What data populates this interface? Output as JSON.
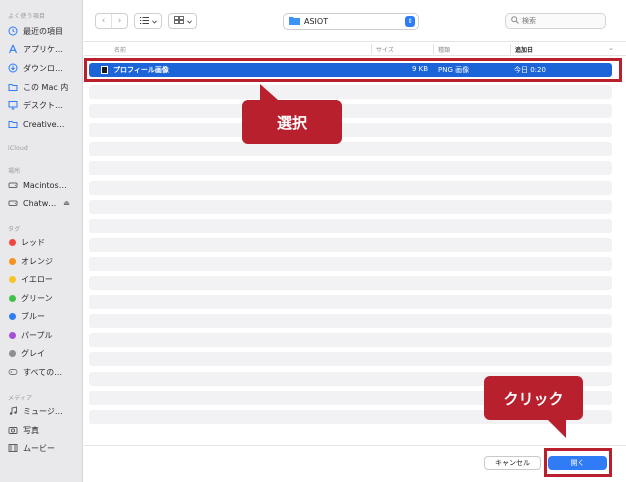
{
  "sidebar": {
    "sections": {
      "favorites": "よく使う項目",
      "icloud": "iCloud",
      "locations": "場所",
      "tags": "タグ",
      "media": "メディア"
    },
    "favorites": [
      {
        "label": "最近の項目",
        "icon": "clock-icon"
      },
      {
        "label": "アプリケ…",
        "icon": "applications-icon"
      },
      {
        "label": "ダウンロ…",
        "icon": "download-icon"
      },
      {
        "label": "この Mac 内",
        "icon": "folder-icon"
      },
      {
        "label": "デスクト…",
        "icon": "desktop-icon"
      },
      {
        "label": "Creative…",
        "icon": "folder-icon"
      }
    ],
    "locations": [
      {
        "label": "Macintos…",
        "icon": "disk-icon"
      },
      {
        "label": "Chatw…",
        "icon": "disk-icon",
        "eject": "⏏"
      }
    ],
    "tags": [
      {
        "label": "レッド",
        "color": "#f2473f"
      },
      {
        "label": "オレンジ",
        "color": "#f6911e"
      },
      {
        "label": "イエロー",
        "color": "#f5c426"
      },
      {
        "label": "グリーン",
        "color": "#3fc14a"
      },
      {
        "label": "ブルー",
        "color": "#2f7cf6"
      },
      {
        "label": "パープル",
        "color": "#a550d7"
      },
      {
        "label": "グレイ",
        "color": "#8e8e93"
      },
      {
        "label": "すべての…",
        "color": "outline"
      }
    ],
    "media": [
      {
        "label": "ミュージ…",
        "icon": "music-icon"
      },
      {
        "label": "写真",
        "icon": "photo-icon"
      },
      {
        "label": "ムービー",
        "icon": "movie-icon"
      }
    ]
  },
  "toolbar": {
    "back": "‹",
    "forward": "›",
    "location": "ASIOT",
    "search_placeholder": "検索"
  },
  "columns": {
    "name": "名前",
    "size": "サイズ",
    "kind": "種類",
    "date_added": "追加日"
  },
  "files": [
    {
      "name": "プロフィール画像",
      "size": "9 KB",
      "kind": "PNG 画像",
      "date_added": "今日 0:20",
      "selected": true
    }
  ],
  "buttons": {
    "cancel": "キャンセル",
    "open": "開く"
  },
  "annotations": {
    "select_label": "選択",
    "click_label": "クリック",
    "color": "#b8202e"
  },
  "colors": {
    "accent": "#2f7cf6",
    "selection": "#1b65d9"
  }
}
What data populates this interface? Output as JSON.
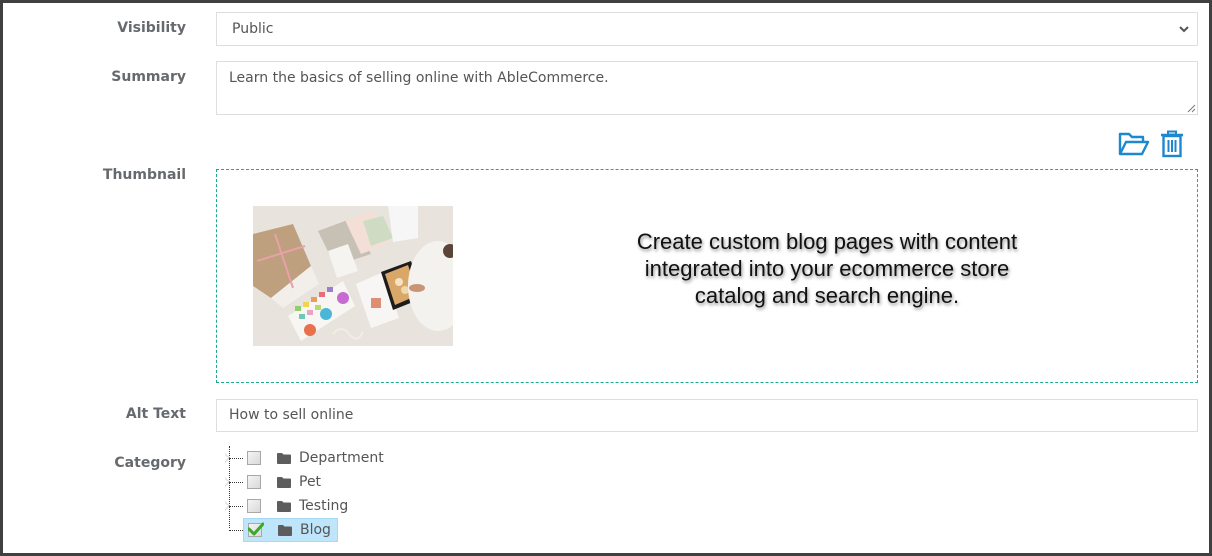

——————

(AIM OF THE TASK) Above are records to transcribe exactly; leave their pictures out.

(RESULT)
What data populates this interface? Output as JSON.
{
  "sidebar": {
    "sections": {
      "favorites": "よく使う項目",
      "icloud": "iCloud",
      "locations": "場所",
      "tags": "タグ",
      "media": "メディア"
    },
    "favorites": [
      {
        "label": "最近の項目",
        "icon": "clock-icon"
      },
      {
        "label": "アプリケ…",
        "icon": "applications-icon"
      },
      {
        "label": "ダウンロ…",
        "icon": "download-icon"
      },
      {
        "label": "この Mac 内",
        "icon": "folder-icon"
      },
      {
        "label": "デスクト…",
        "icon": "desktop-icon"
      },
      {
        "label": "Creative…",
        "icon": "folder-icon"
      }
    ],
    "locations": [
      {
        "label": "Macintos…",
        "icon": "disk-icon"
      },
      {
        "label": "Chatw…",
        "icon": "disk-icon",
        "eject": "⏏"
      }
    ],
    "tags": [
      {
        "label": "レッド",
        "color": "#f2473f"
      },
      {
        "label": "オレンジ",
        "color": "#f6911e"
      },
      {
        "label": "イエロー",
        "color": "#f5c426"
      },
      {
        "label": "グリーン",
        "color": "#3fc14a"
      },
      {
        "label": "ブルー",
        "color": "#2f7cf6"
      },
      {
        "label": "パープル",
        "color": "#a550d7"
      },
      {
        "label": "グレイ",
        "color": "#8e8e93"
      },
      {
        "label": "すべての…",
        "color": "outline"
      }
    ],
    "media": [
      {
        "label": "ミュージ…",
        "icon": "music-icon"
      },
      {
        "label": "写真",
        "icon": "photo-icon"
      },
      {
        "label": "ムービー",
        "icon": "movie-icon"
      }
    ]
  },
  "toolbar": {
    "back": "‹",
    "forward": "›",
    "location": "ASIOT",
    "search_placeholder": "検索"
  },
  "columns": {
    "name": "名前",
    "size": "サイズ",
    "kind": "種類",
    "date_added": "追加日"
  },
  "files": [
    {
      "name": "プロフィール画像",
      "size": "9 KB",
      "kind": "PNG 画像",
      "date_added": "今日 0:20",
      "selected": true
    }
  ],
  "buttons": {
    "cancel": "キャンセル",
    "open": "開く"
  },
  "annotations": {
    "select_label": "選択",
    "click_label": "クリック",
    "color": "#b8202e"
  },
  "colors": {
    "accent": "#2f7cf6",
    "selection": "#1b65d9"
  }
}
What data populates this interface? Output as JSON.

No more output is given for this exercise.